What the exercise asks: Show each line that has the string "征求意见稿" in it.

Data rows:
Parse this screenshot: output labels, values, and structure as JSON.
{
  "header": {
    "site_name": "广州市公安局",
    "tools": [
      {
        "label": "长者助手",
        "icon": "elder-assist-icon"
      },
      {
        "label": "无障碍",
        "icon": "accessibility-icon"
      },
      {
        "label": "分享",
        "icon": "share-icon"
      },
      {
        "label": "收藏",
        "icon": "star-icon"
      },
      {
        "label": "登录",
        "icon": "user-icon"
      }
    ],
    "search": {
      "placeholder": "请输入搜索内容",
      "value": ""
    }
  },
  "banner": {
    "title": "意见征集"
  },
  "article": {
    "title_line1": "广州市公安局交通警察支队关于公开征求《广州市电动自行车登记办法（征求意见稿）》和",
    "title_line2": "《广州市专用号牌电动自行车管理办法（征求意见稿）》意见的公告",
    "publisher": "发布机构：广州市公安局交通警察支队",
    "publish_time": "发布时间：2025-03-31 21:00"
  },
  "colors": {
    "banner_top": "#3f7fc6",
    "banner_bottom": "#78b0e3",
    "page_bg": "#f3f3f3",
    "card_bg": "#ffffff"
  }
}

Exercise response:
    "title_line1": "广州市公安局交通警察支队关于公开征求《广州市电动自行车登记办法（征求意见稿）》和",
    "title_line2": "《广州市专用号牌电动自行车管理办法（征求意见稿）》意见的公告",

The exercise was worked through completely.